begin Records to use
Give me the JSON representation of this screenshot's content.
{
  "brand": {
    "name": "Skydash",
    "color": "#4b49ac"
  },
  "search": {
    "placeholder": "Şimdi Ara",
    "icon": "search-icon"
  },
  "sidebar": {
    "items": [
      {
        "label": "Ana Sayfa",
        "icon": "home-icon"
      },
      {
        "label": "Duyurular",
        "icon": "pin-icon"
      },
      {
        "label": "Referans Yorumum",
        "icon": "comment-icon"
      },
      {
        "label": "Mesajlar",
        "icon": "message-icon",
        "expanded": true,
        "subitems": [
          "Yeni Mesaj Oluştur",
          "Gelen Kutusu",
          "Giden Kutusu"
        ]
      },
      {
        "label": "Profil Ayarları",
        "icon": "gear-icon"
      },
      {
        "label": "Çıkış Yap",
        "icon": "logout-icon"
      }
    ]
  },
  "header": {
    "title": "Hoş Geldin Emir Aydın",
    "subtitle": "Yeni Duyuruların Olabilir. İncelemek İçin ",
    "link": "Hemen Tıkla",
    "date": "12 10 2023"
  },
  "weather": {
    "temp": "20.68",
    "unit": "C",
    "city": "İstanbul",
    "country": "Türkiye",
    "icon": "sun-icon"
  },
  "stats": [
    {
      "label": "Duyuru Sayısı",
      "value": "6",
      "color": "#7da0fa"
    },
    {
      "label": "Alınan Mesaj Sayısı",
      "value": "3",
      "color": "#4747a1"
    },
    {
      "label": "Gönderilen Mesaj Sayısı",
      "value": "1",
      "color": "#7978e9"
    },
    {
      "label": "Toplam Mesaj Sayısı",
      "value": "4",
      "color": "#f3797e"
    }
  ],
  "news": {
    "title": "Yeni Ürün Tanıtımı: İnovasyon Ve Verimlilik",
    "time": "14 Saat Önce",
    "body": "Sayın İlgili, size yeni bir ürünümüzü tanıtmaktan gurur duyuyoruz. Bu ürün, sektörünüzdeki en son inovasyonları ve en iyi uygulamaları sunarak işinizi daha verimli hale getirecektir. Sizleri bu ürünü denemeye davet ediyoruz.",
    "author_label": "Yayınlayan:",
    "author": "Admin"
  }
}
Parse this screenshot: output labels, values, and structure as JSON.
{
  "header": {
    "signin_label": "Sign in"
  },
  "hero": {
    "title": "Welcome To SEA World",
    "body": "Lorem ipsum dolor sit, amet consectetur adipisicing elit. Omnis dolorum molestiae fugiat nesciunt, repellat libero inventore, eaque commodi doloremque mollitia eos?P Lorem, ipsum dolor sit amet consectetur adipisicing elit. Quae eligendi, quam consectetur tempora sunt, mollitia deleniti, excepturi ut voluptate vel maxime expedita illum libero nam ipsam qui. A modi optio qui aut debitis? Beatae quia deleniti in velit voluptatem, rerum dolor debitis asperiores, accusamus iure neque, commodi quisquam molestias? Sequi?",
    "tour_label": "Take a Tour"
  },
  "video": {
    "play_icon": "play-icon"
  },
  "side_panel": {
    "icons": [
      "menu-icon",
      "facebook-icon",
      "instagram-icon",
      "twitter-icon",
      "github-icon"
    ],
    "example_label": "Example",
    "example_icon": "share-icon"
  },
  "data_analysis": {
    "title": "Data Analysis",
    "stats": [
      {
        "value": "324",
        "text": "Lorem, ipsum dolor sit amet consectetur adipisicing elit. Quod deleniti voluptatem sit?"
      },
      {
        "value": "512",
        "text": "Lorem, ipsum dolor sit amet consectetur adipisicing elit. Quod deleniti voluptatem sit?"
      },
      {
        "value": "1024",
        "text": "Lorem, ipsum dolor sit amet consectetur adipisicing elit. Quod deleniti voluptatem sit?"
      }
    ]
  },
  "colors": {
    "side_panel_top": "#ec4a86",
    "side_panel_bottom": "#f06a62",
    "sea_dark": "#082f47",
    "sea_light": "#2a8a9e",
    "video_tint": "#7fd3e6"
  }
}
end Records to use
Request |
Can you restate every record above word for word?

Exercise result |
Give me the JSON representation of this screenshot's content.
{
  "brand": {
    "name": "Skydash",
    "color": "#4b49ac"
  },
  "search": {
    "placeholder": "Şimdi Ara",
    "icon": "search-icon"
  },
  "sidebar": {
    "items": [
      {
        "label": "Ana Sayfa",
        "icon": "home-icon"
      },
      {
        "label": "Duyurular",
        "icon": "pin-icon"
      },
      {
        "label": "Referans Yorumum",
        "icon": "comment-icon"
      },
      {
        "label": "Mesajlar",
        "icon": "message-icon",
        "expanded": true,
        "subitems": [
          "Yeni Mesaj Oluştur",
          "Gelen Kutusu",
          "Giden Kutusu"
        ]
      },
      {
        "label": "Profil Ayarları",
        "icon": "gear-icon"
      },
      {
        "label": "Çıkış Yap",
        "icon": "logout-icon"
      }
    ]
  },
  "header": {
    "title": "Hoş Geldin Emir Aydın",
    "subtitle": "Yeni Duyuruların Olabilir. İncelemek İçin ",
    "link": "Hemen Tıkla",
    "date": "12 10 2023"
  },
  "weather": {
    "temp": "20.68",
    "unit": "C",
    "city": "İstanbul",
    "country": "Türkiye",
    "icon": "sun-icon"
  },
  "stats": [
    {
      "label": "Duyuru Sayısı",
      "value": "6",
      "color": "#7da0fa"
    },
    {
      "label": "Alınan Mesaj Sayısı",
      "value": "3",
      "color": "#4747a1"
    },
    {
      "label": "Gönderilen Mesaj Sayısı",
      "value": "1",
      "color": "#7978e9"
    },
    {
      "label": "Toplam Mesaj Sayısı",
      "value": "4",
      "color": "#f3797e"
    }
  ],
  "news": {
    "title": "Yeni Ürün Tanıtımı: İnovasyon Ve Verimlilik",
    "time": "14 Saat Önce",
    "body": "Sayın İlgili, size yeni bir ürünümüzü tanıtmaktan gurur duyuyoruz. Bu ürün, sektörünüzdeki en son inovasyonları ve en iyi uygulamaları sunarak işinizi daha verimli hale getirecektir. Sizleri bu ürünü denemeye davet ediyoruz.",
    "author_label": "Yayınlayan:",
    "author": "Admin"
  }
}
Parse this screenshot: output labels, values, and structure as JSON.
{
  "header": {
    "signin_label": "Sign in"
  },
  "hero": {
    "title": "Welcome To SEA World",
    "body": "Lorem ipsum dolor sit, amet consectetur adipisicing elit. Omnis dolorum molestiae fugiat nesciunt, repellat libero inventore, eaque commodi doloremque mollitia eos?P Lorem, ipsum dolor sit amet consectetur adipisicing elit. Quae eligendi, quam consectetur tempora sunt, mollitia deleniti, excepturi ut voluptate vel maxime expedita illum libero nam ipsam qui. A modi optio qui aut debitis? Beatae quia deleniti in velit voluptatem, rerum dolor debitis asperiores, accusamus iure neque, commodi quisquam molestias? Sequi?",
    "tour_label": "Take a Tour"
  },
  "video": {
    "play_icon": "play-icon"
  },
  "side_panel": {
    "icons": [
      "menu-icon",
      "facebook-icon",
      "instagram-icon",
      "twitter-icon",
      "github-icon"
    ],
    "example_label": "Example",
    "example_icon": "share-icon"
  },
  "data_analysis": {
    "title": "Data Analysis",
    "stats": [
      {
        "value": "324",
        "text": "Lorem, ipsum dolor sit amet consectetur adipisicing elit. Quod deleniti voluptatem sit?"
      },
      {
        "value": "512",
        "text": "Lorem, ipsum dolor sit amet consectetur adipisicing elit. Quod deleniti voluptatem sit?"
      },
      {
        "value": "1024",
        "text": "Lorem, ipsum dolor sit amet consectetur adipisicing elit. Quod deleniti voluptatem sit?"
      }
    ]
  },
  "colors": {
    "side_panel_top": "#ec4a86",
    "side_panel_bottom": "#f06a62",
    "sea_dark": "#082f47",
    "sea_light": "#2a8a9e",
    "video_tint": "#7fd3e6"
  }
}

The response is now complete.